§ Problem requirements
Gather each line in the entries that includes the string "color".

===== Data for the task

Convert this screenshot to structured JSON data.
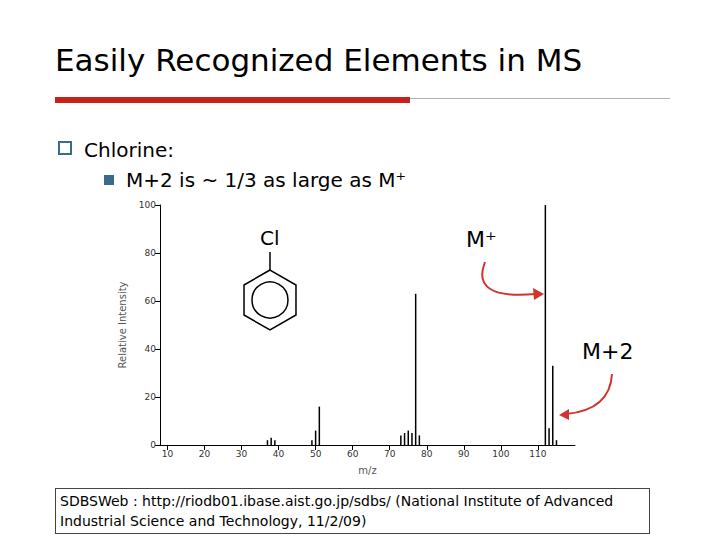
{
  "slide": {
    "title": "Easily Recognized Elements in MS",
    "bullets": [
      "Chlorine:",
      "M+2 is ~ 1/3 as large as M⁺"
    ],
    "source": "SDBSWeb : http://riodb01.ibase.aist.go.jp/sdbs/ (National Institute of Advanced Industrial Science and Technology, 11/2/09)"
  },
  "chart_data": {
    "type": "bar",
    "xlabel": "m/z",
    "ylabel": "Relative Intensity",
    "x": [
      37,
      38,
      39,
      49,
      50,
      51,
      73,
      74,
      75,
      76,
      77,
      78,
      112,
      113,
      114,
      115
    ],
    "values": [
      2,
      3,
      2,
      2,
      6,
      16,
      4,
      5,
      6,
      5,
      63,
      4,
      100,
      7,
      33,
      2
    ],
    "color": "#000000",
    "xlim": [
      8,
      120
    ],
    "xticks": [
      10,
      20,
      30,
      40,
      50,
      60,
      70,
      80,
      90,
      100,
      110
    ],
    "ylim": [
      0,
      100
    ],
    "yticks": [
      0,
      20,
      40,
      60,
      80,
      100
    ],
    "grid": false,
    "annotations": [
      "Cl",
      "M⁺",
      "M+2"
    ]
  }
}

==========
===== Data for the task

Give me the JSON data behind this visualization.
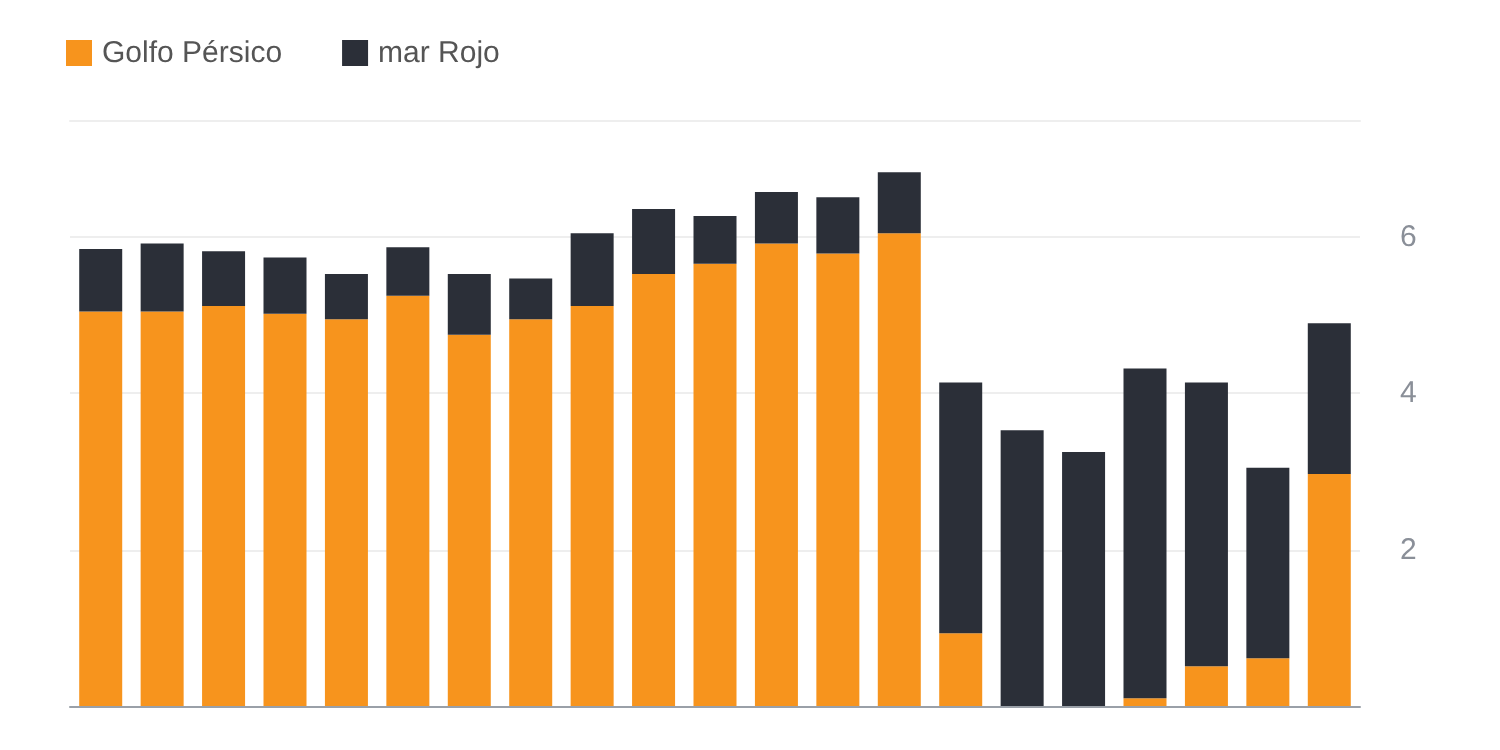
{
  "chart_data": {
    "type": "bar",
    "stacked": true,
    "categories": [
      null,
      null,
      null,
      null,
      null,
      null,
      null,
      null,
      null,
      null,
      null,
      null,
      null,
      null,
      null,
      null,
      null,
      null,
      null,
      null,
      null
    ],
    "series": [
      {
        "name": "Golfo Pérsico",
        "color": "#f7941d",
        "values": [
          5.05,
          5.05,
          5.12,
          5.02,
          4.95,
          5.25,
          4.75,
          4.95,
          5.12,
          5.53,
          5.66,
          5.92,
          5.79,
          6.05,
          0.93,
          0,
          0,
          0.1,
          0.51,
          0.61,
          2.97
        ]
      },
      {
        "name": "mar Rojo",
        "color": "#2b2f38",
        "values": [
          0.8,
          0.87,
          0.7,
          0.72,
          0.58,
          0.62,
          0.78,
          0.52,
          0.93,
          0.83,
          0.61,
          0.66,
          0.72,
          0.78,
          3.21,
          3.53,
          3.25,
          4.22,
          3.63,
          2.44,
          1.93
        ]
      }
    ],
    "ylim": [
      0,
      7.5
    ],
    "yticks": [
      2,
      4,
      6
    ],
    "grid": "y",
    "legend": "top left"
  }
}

==========

§ Exercise result
    "color": "#000000",
        "color": "#f7941d",
        "color": "#2b2f38",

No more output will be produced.